STATED PROBLEM: Sort through the data and copy the lines holding the word "Focused".

EXTRACTED MATERIAL:

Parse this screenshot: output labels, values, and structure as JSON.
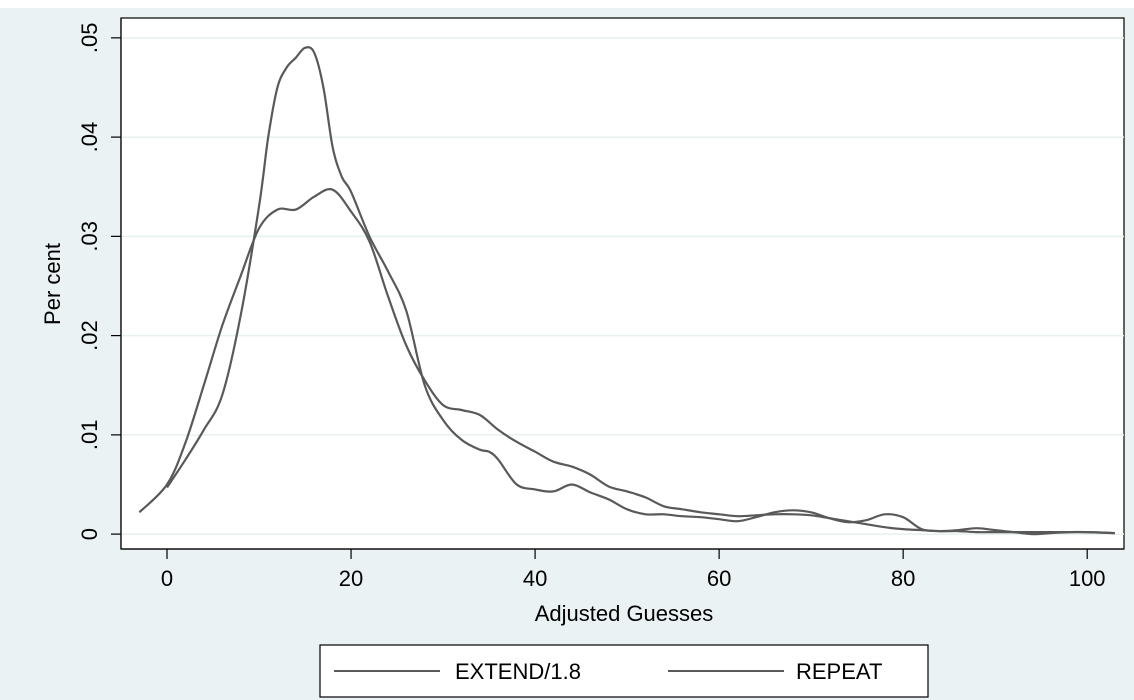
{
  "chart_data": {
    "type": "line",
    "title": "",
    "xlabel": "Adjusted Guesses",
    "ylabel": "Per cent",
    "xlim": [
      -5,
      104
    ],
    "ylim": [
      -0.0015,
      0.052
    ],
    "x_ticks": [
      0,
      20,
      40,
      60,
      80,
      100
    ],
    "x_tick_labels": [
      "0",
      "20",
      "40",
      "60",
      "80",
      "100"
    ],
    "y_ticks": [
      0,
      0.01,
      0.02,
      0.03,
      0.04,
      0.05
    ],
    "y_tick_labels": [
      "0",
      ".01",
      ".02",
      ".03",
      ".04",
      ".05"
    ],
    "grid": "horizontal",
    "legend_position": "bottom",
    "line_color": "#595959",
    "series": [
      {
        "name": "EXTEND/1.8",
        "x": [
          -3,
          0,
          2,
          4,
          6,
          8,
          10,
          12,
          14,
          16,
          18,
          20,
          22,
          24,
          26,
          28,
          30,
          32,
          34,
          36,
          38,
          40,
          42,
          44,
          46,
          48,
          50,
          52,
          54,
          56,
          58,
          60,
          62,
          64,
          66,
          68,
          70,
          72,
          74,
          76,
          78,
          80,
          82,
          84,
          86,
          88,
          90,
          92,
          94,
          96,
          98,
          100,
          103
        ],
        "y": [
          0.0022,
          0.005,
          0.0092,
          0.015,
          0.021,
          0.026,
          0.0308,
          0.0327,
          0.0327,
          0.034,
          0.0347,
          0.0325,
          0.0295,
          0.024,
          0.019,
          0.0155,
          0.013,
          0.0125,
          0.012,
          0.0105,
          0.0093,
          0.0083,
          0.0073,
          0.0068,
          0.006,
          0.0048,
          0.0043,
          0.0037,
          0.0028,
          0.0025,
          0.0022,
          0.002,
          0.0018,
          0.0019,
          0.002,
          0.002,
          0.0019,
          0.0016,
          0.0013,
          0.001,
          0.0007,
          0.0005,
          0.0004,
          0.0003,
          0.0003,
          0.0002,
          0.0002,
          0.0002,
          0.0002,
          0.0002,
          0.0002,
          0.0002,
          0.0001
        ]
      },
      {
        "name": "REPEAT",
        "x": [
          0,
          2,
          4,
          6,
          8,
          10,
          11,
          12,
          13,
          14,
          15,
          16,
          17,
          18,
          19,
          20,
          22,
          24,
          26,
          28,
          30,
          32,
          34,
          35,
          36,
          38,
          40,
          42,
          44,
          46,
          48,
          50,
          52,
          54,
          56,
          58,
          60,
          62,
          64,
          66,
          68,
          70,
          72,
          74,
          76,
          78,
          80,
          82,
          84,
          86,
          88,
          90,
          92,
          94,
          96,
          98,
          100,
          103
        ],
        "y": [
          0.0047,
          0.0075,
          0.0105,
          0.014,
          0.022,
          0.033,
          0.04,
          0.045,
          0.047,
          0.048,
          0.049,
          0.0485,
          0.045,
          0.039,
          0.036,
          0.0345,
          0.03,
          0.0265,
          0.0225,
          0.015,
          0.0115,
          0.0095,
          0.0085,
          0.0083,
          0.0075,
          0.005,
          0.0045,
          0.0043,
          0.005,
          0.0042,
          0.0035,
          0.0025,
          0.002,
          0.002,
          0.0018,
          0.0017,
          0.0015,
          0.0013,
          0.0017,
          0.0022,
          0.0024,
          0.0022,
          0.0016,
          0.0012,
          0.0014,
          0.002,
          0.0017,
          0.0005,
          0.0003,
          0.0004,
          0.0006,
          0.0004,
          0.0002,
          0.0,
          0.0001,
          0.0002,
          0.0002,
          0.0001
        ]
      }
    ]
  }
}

---

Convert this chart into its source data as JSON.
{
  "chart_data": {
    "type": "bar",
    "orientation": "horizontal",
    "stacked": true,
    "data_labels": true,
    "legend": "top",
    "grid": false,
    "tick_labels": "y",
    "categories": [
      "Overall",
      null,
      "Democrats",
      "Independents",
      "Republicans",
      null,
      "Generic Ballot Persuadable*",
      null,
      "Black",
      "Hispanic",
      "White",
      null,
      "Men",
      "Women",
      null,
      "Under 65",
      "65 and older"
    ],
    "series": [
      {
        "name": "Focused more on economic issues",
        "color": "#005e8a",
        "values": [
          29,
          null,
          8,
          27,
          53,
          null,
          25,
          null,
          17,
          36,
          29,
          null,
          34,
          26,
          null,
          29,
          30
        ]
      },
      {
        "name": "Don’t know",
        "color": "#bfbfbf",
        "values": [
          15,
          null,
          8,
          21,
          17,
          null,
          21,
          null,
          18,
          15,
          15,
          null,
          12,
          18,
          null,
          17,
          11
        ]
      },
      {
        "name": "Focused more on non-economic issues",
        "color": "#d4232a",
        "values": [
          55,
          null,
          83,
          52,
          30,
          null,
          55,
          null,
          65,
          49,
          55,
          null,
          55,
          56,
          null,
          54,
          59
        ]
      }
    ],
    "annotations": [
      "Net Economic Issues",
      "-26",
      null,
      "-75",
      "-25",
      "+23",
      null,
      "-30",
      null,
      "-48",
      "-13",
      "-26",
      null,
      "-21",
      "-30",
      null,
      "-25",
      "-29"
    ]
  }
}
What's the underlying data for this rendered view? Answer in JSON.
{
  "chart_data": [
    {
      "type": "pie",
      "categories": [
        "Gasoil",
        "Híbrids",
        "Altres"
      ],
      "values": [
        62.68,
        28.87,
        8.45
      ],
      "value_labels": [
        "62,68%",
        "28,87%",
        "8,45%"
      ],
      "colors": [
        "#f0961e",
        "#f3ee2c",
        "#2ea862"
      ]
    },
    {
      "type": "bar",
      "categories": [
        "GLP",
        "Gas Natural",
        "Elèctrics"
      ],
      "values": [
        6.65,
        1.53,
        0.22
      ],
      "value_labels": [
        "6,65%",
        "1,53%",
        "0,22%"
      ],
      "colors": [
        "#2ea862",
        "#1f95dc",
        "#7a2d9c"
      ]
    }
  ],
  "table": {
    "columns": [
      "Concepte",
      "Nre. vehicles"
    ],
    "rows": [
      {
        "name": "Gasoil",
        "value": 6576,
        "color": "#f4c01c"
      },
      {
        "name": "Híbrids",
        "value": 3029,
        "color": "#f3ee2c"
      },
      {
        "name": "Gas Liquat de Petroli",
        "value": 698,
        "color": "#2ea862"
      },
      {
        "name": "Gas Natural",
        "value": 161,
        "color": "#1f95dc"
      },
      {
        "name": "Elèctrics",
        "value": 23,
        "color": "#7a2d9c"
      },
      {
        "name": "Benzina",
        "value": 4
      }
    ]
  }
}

WRITTEN ANSWER:
        "name": "Focused more on economic issues",
        "name": "Focused more on non-economic issues",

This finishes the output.